▶ [Short task 1] In the turtle forum thread, which arm does NEWBIE4NOW's turtle put completely inside her shell?

▶ [Document segment]
--*--
# my turtle doing crazy



## NEWBIE4NOW (Jan 2, 2004)

does anyone else's turlte do this..mines likes to sit on the rocks put her left arm completly inside her shell..have the right arm all the way up in the air like she trying to grab something and having her 2 legs stick all the way out and up in the air..resting completly on her shell only..she looks phuckin hallarious!!..lol


----------



## rchan11 (May 6, 2004)

take a pic, would like to see it.


----------



## PunkRockSkater39 (May 31, 2004)

this thread is worthless without pics!!!!!!


----------



## killfishygo (Jan 13, 2004)

my baby turtles do that too when they bask


----------



## Aggressive (Jun 11, 2003)

mine does this...


----------



## PunkRockSkater39 (May 31, 2004)

thats halarious!


----------



## aaron07_20 (Apr 23, 2004)

Damn..why did I ever get rid of my turtles


----------



## johndeere (Jul 21, 2004)

Aggressive said:


> mine does this...


 Don't you guys know anything? Its turtle yoga! Turtle Yoga is an ancient turtle practice, dating back to 2500 BCE, possibly even earlier. It is a scientific system designed to bring the practitioners health, happiness, and a greater sense of Self. In Turtle Yoga, the body, shell and mind are linked to create a state of internal peacefulness and integration, bringing the individual turtle from a state of separation to a self-unity that is flexible(except for the shell), accepting and whole. At the practical level, and included in the contemporary definitions of Turtle Yoga, are the actual physiological/mental techniques themselves. These techniques concentrate on posture and alignment, as well as creating a higher consciousness. Turtle Yoga utilizes stretching postures, breathing, and meditation techniques to calm the emotional state and the mind, tone the body and harden the shell.
--*--
▶ [Short task 2] In the records, rewrite the lines starting at the line containing "contour-band: [604, 410, 632, 428]" and ending at the line containing "contour-band: [238, 380, 308, 428]", replacing "colorbar-swatch" with "color-swatch" and leaving everything else unchanged.
--*--
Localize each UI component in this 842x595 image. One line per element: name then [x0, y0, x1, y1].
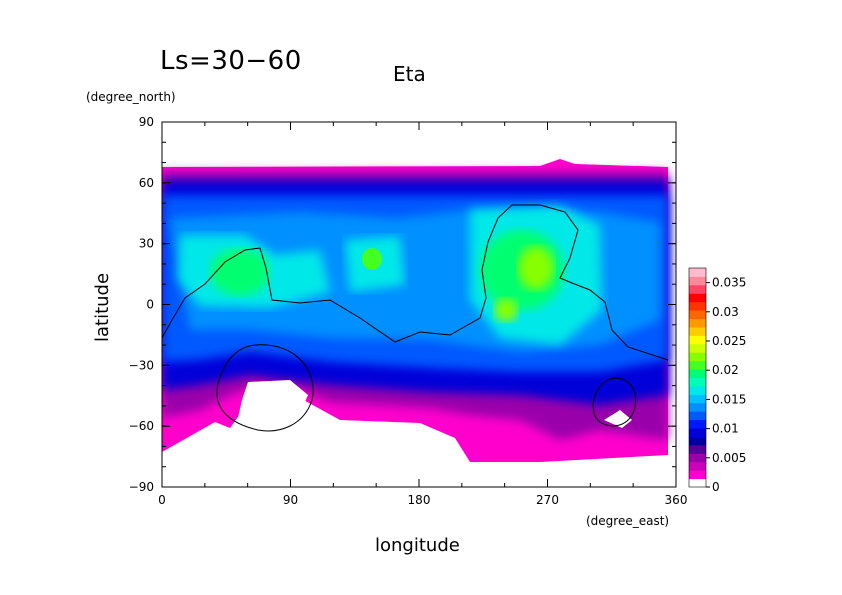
contour-band: [604, 410, 632, 428]
x-axis-unit: (degree_east): [586, 514, 670, 528]
colorbar-swatch: [689, 301, 706, 311]
colorbar-tick-label: 0.01: [712, 422, 739, 436]
colorbar-swatch: [689, 385, 706, 395]
colorbar-swatch: [689, 436, 706, 446]
colorbar-swatch: [689, 411, 706, 421]
x-tick-label: 90: [283, 493, 298, 507]
colorbar-swatch: [689, 444, 706, 454]
colorbar-swatch: [689, 318, 706, 328]
colorbar-tick-label: 0.03: [712, 305, 739, 319]
topography-contour: [216, 344, 314, 432]
contour-band: [238, 380, 308, 428]
colorbar-swatch: [689, 402, 706, 412]
x-tick-label: 0: [158, 493, 166, 507]
x-tick-label: 360: [665, 493, 688, 507]
axes: 0 90 180 270 360 90 60 30 0 −30 −60 −90: [129, 115, 688, 507]
y-tick-label: −30: [129, 358, 154, 372]
colorbar-tick-label: 0: [712, 480, 720, 494]
contour-band: [162, 430, 668, 487]
colorbar: 0 0.005 0.01 0.015 0.02 0.025 0.03 0.035: [688, 267, 746, 494]
colorbar-swatch: [689, 360, 706, 370]
y-tick-label: −90: [129, 480, 154, 494]
x-tick-label: 270: [536, 493, 559, 507]
colorbar-swatch: [689, 369, 706, 378]
contour-band: [210, 248, 270, 296]
y-tick-label: 90: [139, 115, 154, 129]
heatmap-field: [162, 122, 676, 487]
contour-band: [362, 248, 382, 270]
colorbar-swatch: [689, 453, 706, 463]
colorbar-swatch: [689, 394, 706, 404]
colorbar-swatch: [689, 352, 706, 362]
contour-band: [518, 246, 554, 290]
y-tick-label: −60: [129, 419, 154, 433]
y-tick-label: 30: [139, 237, 154, 251]
colorbar-tick-label: 0.02: [712, 363, 739, 377]
topography-contour: [592, 377, 637, 427]
colorbar-swatch: [689, 377, 706, 387]
colorbar-frame: [688, 267, 707, 488]
colorbar-swatch: [689, 268, 706, 277]
colorbar-swatch: [689, 343, 706, 353]
y-axis-unit: (degree_north): [86, 90, 176, 104]
colorbar-swatch: [689, 419, 706, 429]
season-label: Ls=30−60: [160, 46, 302, 76]
colorbar-tick-label: 0.005: [712, 451, 746, 465]
colorbar-swatch: [689, 276, 706, 286]
colorbar-swatch: [689, 293, 706, 303]
y-tick-label: 0: [146, 298, 154, 312]
topography-contour: [162, 204, 669, 361]
colorbar-swatch: [689, 326, 706, 336]
colorbar-swatch: [689, 284, 706, 294]
contour-band: [494, 298, 518, 322]
colorbar-swatch: [689, 461, 706, 471]
x-tick-label: 180: [408, 493, 431, 507]
colorbar-tick-label: 0.025: [712, 334, 746, 348]
colorbar-tick-label: 0.015: [712, 392, 746, 406]
colorbar-swatch: [689, 470, 706, 480]
chart-title: Eta: [393, 62, 426, 86]
colorbar-swatch: [689, 335, 706, 345]
x-axis-label: longitude: [375, 535, 460, 556]
y-tick-label: 60: [139, 176, 154, 190]
colorbar-tick-label: 0.035: [712, 276, 746, 290]
colorbar-swatch: [689, 478, 706, 488]
colorbar-swatch: [689, 310, 706, 320]
colorbar-swatch: [689, 428, 706, 437]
--*--
▶ [Worked answer 1] Her left arm.

▶ [Worked answer 2]
contour-band: [604, 410, 632, 428]
x-axis-unit: (degree_east): [586, 514, 670, 528]
color-swatch: [689, 301, 706, 311]
colorbar-tick-label: 0.01: [712, 422, 739, 436]
color-swatch: [689, 385, 706, 395]
color-swatch: [689, 436, 706, 446]
color-swatch: [689, 411, 706, 421]
x-tick-label: 90: [283, 493, 298, 507]
color-swatch: [689, 444, 706, 454]
color-swatch: [689, 318, 706, 328]
colorbar-tick-label: 0.03: [712, 305, 739, 319]
topography-contour: [216, 344, 314, 432]
contour-band: [238, 380, 308, 428]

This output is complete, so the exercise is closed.